►

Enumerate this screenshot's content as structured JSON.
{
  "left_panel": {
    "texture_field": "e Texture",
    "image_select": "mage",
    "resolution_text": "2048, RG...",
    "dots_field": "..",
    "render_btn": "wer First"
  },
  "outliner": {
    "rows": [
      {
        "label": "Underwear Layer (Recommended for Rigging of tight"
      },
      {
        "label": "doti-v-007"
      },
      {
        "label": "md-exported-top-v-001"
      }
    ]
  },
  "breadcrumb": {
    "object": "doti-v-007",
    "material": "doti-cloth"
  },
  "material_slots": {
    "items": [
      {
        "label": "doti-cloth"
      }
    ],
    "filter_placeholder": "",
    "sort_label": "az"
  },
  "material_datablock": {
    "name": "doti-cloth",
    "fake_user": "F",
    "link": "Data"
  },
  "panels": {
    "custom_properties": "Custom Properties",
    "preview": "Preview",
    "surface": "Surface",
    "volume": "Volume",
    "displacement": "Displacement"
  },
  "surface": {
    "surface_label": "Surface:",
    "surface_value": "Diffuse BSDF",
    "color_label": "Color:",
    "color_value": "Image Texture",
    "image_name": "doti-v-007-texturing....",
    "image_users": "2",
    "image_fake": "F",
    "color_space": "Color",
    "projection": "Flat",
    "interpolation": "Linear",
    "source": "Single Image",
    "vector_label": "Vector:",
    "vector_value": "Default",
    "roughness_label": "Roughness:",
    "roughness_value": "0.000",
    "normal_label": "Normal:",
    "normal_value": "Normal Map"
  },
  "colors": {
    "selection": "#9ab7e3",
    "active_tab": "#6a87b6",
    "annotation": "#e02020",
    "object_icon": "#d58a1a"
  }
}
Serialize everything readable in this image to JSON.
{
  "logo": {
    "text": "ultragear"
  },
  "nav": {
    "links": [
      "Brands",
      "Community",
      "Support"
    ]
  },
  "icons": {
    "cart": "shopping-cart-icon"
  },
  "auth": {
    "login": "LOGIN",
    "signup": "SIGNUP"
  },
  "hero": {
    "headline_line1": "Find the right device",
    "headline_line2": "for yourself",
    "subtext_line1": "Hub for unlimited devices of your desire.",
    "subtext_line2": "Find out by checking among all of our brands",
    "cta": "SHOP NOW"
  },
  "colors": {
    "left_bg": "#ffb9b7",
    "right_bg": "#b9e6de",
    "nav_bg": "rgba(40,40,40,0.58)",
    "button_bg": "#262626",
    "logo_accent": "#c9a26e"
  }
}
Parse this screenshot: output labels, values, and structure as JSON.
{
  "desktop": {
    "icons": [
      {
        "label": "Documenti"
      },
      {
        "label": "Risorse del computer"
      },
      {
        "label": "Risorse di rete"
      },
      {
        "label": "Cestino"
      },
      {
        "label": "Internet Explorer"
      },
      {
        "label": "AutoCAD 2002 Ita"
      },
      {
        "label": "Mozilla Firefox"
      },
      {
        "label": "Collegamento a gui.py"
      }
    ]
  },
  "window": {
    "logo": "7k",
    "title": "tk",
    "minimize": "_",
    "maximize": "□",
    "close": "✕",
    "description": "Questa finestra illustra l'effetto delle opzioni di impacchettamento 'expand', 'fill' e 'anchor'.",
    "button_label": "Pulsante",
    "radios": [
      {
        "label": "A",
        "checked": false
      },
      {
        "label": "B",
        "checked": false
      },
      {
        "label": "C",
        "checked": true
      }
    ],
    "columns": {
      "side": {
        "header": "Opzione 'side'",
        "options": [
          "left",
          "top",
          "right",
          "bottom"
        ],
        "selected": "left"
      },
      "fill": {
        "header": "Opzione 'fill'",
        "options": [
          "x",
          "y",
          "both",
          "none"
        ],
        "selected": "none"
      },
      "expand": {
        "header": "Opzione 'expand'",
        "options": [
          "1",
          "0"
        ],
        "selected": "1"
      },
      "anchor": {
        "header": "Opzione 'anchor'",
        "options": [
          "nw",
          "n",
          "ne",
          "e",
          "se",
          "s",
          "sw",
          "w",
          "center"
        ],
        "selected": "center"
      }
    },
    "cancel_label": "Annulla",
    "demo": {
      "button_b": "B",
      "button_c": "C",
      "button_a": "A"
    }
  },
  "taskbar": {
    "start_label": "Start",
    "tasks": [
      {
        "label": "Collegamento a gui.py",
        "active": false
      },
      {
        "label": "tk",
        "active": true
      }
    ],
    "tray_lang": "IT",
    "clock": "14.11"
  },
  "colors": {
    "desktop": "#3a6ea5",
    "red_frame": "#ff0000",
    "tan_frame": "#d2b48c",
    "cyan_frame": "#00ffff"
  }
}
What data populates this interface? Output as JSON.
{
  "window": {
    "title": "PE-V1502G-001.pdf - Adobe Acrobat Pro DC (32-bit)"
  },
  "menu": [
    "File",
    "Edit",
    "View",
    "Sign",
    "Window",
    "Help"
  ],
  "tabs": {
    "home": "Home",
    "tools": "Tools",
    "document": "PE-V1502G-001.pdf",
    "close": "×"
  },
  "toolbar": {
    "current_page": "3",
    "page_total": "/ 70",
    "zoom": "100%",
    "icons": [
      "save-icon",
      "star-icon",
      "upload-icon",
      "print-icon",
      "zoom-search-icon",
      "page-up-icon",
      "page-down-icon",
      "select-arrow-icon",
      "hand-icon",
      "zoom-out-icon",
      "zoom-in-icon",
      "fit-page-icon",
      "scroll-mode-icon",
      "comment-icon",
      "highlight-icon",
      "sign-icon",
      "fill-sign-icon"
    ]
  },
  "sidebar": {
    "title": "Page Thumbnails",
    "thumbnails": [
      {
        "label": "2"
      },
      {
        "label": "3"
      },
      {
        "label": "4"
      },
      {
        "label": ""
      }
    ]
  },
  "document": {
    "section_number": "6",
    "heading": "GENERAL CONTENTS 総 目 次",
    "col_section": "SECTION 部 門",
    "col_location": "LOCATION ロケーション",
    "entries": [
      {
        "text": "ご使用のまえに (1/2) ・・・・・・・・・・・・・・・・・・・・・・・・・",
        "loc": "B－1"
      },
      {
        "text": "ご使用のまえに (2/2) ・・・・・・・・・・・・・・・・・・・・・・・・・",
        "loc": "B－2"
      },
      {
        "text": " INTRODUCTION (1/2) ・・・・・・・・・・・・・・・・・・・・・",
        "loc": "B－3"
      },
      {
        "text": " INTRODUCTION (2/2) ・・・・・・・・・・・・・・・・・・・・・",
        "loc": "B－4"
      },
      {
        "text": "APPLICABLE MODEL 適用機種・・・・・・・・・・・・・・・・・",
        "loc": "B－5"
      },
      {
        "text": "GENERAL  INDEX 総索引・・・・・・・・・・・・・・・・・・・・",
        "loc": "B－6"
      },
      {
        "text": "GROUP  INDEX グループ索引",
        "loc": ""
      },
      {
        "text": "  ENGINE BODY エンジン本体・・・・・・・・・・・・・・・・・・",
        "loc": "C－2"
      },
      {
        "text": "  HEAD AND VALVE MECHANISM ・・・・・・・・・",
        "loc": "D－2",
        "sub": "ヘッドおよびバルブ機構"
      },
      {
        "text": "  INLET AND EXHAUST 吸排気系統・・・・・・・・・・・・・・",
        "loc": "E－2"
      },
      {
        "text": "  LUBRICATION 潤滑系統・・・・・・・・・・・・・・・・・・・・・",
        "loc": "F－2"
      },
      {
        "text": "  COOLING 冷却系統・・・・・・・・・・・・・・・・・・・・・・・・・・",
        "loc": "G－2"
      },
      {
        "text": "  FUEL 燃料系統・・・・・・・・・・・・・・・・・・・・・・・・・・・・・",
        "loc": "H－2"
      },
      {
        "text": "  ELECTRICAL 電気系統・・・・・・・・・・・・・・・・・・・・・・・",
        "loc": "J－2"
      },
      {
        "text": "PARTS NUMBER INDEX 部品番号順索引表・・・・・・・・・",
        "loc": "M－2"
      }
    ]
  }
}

◄

TASK STATEMENT:
Retype the records that precede this task, keeping them exactly the same.

RESPONSE:
Enumerate this screenshot's content as structured JSON.
{
  "left_panel": {
    "texture_field": "e Texture",
    "image_select": "mage",
    "resolution_text": "2048, RG...",
    "dots_field": "..",
    "render_btn": "wer First"
  },
  "outliner": {
    "rows": [
      {
        "label": "Underwear Layer (Recommended for Rigging of tight"
      },
      {
        "label": "doti-v-007"
      },
      {
        "label": "md-exported-top-v-001"
      }
    ]
  },
  "breadcrumb": {
    "object": "doti-v-007",
    "material": "doti-cloth"
  },
  "material_slots": {
    "items": [
      {
        "label": "doti-cloth"
      }
    ],
    "filter_placeholder": "",
    "sort_label": "az"
  },
  "material_datablock": {
    "name": "doti-cloth",
    "fake_user": "F",
    "link": "Data"
  },
  "panels": {
    "custom_properties": "Custom Properties",
    "preview": "Preview",
    "surface": "Surface",
    "volume": "Volume",
    "displacement": "Displacement"
  },
  "surface": {
    "surface_label": "Surface:",
    "surface_value": "Diffuse BSDF",
    "color_label": "Color:",
    "color_value": "Image Texture",
    "image_name": "doti-v-007-texturing....",
    "image_users": "2",
    "image_fake": "F",
    "color_space": "Color",
    "projection": "Flat",
    "interpolation": "Linear",
    "source": "Single Image",
    "vector_label": "Vector:",
    "vector_value": "Default",
    "roughness_label": "Roughness:",
    "roughness_value": "0.000",
    "normal_label": "Normal:",
    "normal_value": "Normal Map"
  },
  "colors": {
    "selection": "#9ab7e3",
    "active_tab": "#6a87b6",
    "annotation": "#e02020",
    "object_icon": "#d58a1a"
  }
}
Serialize everything readable in this image to JSON.
{
  "logo": {
    "text": "ultragear"
  },
  "nav": {
    "links": [
      "Brands",
      "Community",
      "Support"
    ]
  },
  "icons": {
    "cart": "shopping-cart-icon"
  },
  "auth": {
    "login": "LOGIN",
    "signup": "SIGNUP"
  },
  "hero": {
    "headline_line1": "Find the right device",
    "headline_line2": "for yourself",
    "subtext_line1": "Hub for unlimited devices of your desire.",
    "subtext_line2": "Find out by checking among all of our brands",
    "cta": "SHOP NOW"
  },
  "colors": {
    "left_bg": "#ffb9b7",
    "right_bg": "#b9e6de",
    "nav_bg": "rgba(40,40,40,0.58)",
    "button_bg": "#262626",
    "logo_accent": "#c9a26e"
  }
}
Parse this screenshot: output labels, values, and structure as JSON.
{
  "desktop": {
    "icons": [
      {
        "label": "Documenti"
      },
      {
        "label": "Risorse del computer"
      },
      {
        "label": "Risorse di rete"
      },
      {
        "label": "Cestino"
      },
      {
        "label": "Internet Explorer"
      },
      {
        "label": "AutoCAD 2002 Ita"
      },
      {
        "label": "Mozilla Firefox"
      },
      {
        "label": "Collegamento a gui.py"
      }
    ]
  },
  "window": {
    "logo": "7k",
    "title": "tk",
    "minimize": "_",
    "maximize": "□",
    "close": "✕",
    "description": "Questa finestra illustra l'effetto delle opzioni di impacchettamento 'expand', 'fill' e 'anchor'.",
    "button_label": "Pulsante",
    "radios": [
      {
        "label": "A",
        "checked": false
      },
      {
        "label": "B",
        "checked": false
      },
      {
        "label": "C",
        "checked": true
      }
    ],
    "columns": {
      "side": {
        "header": "Opzione 'side'",
        "options": [
          "left",
          "top",
          "right",
          "bottom"
        ],
        "selected": "left"
      },
      "fill": {
        "header": "Opzione 'fill'",
        "options": [
          "x",
          "y",
          "both",
          "none"
        ],
        "selected": "none"
      },
      "expand": {
        "header": "Opzione 'expand'",
        "options": [
          "1",
          "0"
        ],
        "selected": "1"
      },
      "anchor": {
        "header": "Opzione 'anchor'",
        "options": [
          "nw",
          "n",
          "ne",
          "e",
          "se",
          "s",
          "sw",
          "w",
          "center"
        ],
        "selected": "center"
      }
    },
    "cancel_label": "Annulla",
    "demo": {
      "button_b": "B",
      "button_c": "C",
      "button_a": "A"
    }
  },
  "taskbar": {
    "start_label": "Start",
    "tasks": [
      {
        "label": "Collegamento a gui.py",
        "active": false
      },
      {
        "label": "tk",
        "active": true
      }
    ],
    "tray_lang": "IT",
    "clock": "14.11"
  },
  "colors": {
    "desktop": "#3a6ea5",
    "red_frame": "#ff0000",
    "tan_frame": "#d2b48c",
    "cyan_frame": "#00ffff"
  }
}
What data populates this interface? Output as JSON.
{
  "window": {
    "title": "PE-V1502G-001.pdf - Adobe Acrobat Pro DC (32-bit)"
  },
  "menu": [
    "File",
    "Edit",
    "View",
    "Sign",
    "Window",
    "Help"
  ],
  "tabs": {
    "home": "Home",
    "tools": "Tools",
    "document": "PE-V1502G-001.pdf",
    "close": "×"
  },
  "toolbar": {
    "current_page": "3",
    "page_total": "/ 70",
    "zoom": "100%",
    "icons": [
      "save-icon",
      "star-icon",
      "upload-icon",
      "print-icon",
      "zoom-search-icon",
      "page-up-icon",
      "page-down-icon",
      "select-arrow-icon",
      "hand-icon",
      "zoom-out-icon",
      "zoom-in-icon",
      "fit-page-icon",
      "scroll-mode-icon",
      "comment-icon",
      "highlight-icon",
      "sign-icon",
      "fill-sign-icon"
    ]
  },
  "sidebar": {
    "title": "Page Thumbnails",
    "thumbnails": [
      {
        "label": "2"
      },
      {
        "label": "3"
      },
      {
        "label": "4"
      },
      {
        "label": ""
      }
    ]
  },
  "document": {
    "section_number": "6",
    "heading": "GENERAL CONTENTS 総 目 次",
    "col_section": "SECTION 部 門",
    "col_location": "LOCATION ロケーション",
    "entries": [
      {
        "text": "ご使用のまえに (1/2) ・・・・・・・・・・・・・・・・・・・・・・・・・",
        "loc": "B－1"
      },
      {
        "text": "ご使用のまえに (2/2) ・・・・・・・・・・・・・・・・・・・・・・・・・",
        "loc": "B－2"
      },
      {
        "text": " INTRODUCTION (1/2) ・・・・・・・・・・・・・・・・・・・・・",
        "loc": "B－3"
      },
      {
        "text": " INTRODUCTION (2/2) ・・・・・・・・・・・・・・・・・・・・・",
        "loc": "B－4"
      },
      {
        "text": "APPLICABLE MODEL 適用機種・・・・・・・・・・・・・・・・・",
        "loc": "B－5"
      },
      {
        "text": "GENERAL  INDEX 総索引・・・・・・・・・・・・・・・・・・・・",
        "loc": "B－6"
      },
      {
        "text": "GROUP  INDEX グループ索引",
        "loc": ""
      },
      {
        "text": "  ENGINE BODY エンジン本体・・・・・・・・・・・・・・・・・・",
        "loc": "C－2"
      },
      {
        "text": "  HEAD AND VALVE MECHANISM ・・・・・・・・・",
        "loc": "D－2",
        "sub": "ヘッドおよびバルブ機構"
      },
      {
        "text": "  INLET AND EXHAUST 吸排気系統・・・・・・・・・・・・・・",
        "loc": "E－2"
      },
      {
        "text": "  LUBRICATION 潤滑系統・・・・・・・・・・・・・・・・・・・・・",
        "loc": "F－2"
      },
      {
        "text": "  COOLING 冷却系統・・・・・・・・・・・・・・・・・・・・・・・・・・",
        "loc": "G－2"
      },
      {
        "text": "  FUEL 燃料系統・・・・・・・・・・・・・・・・・・・・・・・・・・・・・",
        "loc": "H－2"
      },
      {
        "text": "  ELECTRICAL 電気系統・・・・・・・・・・・・・・・・・・・・・・・",
        "loc": "J－2"
      },
      {
        "text": "PARTS NUMBER INDEX 部品番号順索引表・・・・・・・・・",
        "loc": "M－2"
      }
    ]
  }
}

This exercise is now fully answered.